• [YOUR INSTRUCTIONS]: Beginning at the line containing "Give me a plain-text", output every line to the end of the data below exactly as it appears.

[Data records]
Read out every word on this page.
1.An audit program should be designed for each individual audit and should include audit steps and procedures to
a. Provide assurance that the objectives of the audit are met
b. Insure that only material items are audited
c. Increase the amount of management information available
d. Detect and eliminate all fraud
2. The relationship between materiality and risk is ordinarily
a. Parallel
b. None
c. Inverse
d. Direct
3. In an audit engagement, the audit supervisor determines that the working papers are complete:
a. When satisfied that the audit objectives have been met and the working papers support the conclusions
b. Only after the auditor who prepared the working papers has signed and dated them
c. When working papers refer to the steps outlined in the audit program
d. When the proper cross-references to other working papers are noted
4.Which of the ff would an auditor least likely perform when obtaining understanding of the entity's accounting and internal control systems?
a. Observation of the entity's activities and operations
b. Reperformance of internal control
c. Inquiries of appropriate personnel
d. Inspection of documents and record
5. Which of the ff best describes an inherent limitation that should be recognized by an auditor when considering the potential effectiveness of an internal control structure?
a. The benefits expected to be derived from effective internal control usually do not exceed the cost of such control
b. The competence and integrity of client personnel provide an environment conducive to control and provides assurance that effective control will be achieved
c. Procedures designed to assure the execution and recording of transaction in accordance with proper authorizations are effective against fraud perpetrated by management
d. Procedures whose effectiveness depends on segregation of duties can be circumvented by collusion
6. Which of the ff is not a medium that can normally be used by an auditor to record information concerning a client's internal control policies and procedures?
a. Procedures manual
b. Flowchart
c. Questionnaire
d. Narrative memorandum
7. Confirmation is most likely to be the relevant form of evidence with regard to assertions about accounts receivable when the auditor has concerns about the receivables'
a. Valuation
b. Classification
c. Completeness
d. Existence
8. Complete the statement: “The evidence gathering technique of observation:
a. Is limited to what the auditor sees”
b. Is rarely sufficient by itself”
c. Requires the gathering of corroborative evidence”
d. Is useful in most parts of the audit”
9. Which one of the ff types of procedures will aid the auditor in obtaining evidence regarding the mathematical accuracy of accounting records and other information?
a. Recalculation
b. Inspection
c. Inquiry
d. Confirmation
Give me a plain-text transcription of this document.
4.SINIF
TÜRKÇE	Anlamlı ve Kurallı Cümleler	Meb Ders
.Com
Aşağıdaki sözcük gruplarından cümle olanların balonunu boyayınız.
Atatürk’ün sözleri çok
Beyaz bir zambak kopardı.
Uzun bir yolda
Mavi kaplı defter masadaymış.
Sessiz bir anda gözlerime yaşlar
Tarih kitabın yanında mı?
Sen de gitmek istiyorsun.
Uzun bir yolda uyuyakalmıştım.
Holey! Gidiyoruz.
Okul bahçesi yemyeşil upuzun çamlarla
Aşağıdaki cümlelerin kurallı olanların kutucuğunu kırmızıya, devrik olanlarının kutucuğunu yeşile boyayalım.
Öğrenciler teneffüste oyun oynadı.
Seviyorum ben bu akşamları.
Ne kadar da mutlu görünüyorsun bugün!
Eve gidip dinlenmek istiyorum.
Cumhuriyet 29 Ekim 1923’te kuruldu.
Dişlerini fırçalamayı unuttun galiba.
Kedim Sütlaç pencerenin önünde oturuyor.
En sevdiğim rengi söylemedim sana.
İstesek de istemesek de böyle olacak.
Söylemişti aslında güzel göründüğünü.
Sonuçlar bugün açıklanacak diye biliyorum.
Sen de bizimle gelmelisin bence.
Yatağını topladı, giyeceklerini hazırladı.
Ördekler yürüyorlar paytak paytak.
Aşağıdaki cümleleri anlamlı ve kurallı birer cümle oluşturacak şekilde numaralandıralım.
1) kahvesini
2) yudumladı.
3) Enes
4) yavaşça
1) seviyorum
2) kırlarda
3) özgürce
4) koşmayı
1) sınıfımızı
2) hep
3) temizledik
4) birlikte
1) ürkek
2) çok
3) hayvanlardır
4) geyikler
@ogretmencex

• [SOLUTION TO THIS PROBLEM]:
Give me a plain-text transcription of this document.
4.SINIF
TÜRKÇE	Anlamlı ve Kurallı Cümleler	Meb Ders
.Com
Aşağıdaki sözcük gruplarından cümle olanların balonunu boyayınız.
Atatürk’ün sözleri çok
Beyaz bir zambak kopardı.
Uzun bir yolda
Mavi kaplı defter masadaymış.
Sessiz bir anda gözlerime yaşlar
Tarih kitabın yanında mı?
Sen de gitmek istiyorsun.
Uzun bir yolda uyuyakalmıştım.
Holey! Gidiyoruz.
Okul bahçesi yemyeşil upuzun çamlarla
Aşağıdaki cümlelerin kurallı olanların kutucuğunu kırmızıya, devrik olanlarının kutucuğunu yeşile boyayalım.
Öğrenciler teneffüste oyun oynadı.
Seviyorum ben bu akşamları.
Ne kadar da mutlu görünüyorsun bugün!
Eve gidip dinlenmek istiyorum.
Cumhuriyet 29 Ekim 1923’te kuruldu.
Dişlerini fırçalamayı unuttun galiba.
Kedim Sütlaç pencerenin önünde oturuyor.
En sevdiğim rengi söylemedim sana.
İstesek de istemesek de böyle olacak.
Söylemişti aslında güzel göründüğünü.
Sonuçlar bugün açıklanacak diye biliyorum.
Sen de bizimle gelmelisin bence.
Yatağını topladı, giyeceklerini hazırladı.
Ördekler yürüyorlar paytak paytak.
Aşağıdaki cümleleri anlamlı ve kurallı birer cümle oluşturacak şekilde numaralandıralım.
1) kahvesini
2) yudumladı.
3) Enes
4) yavaşça
1) seviyorum
2) kırlarda
3) özgürce
4) koşmayı
1) sınıfımızı
2) hep
3) temizledik
4) birlikte
1) ürkek
2) çok
3) hayvanlardır
4) geyikler
@ogretmencex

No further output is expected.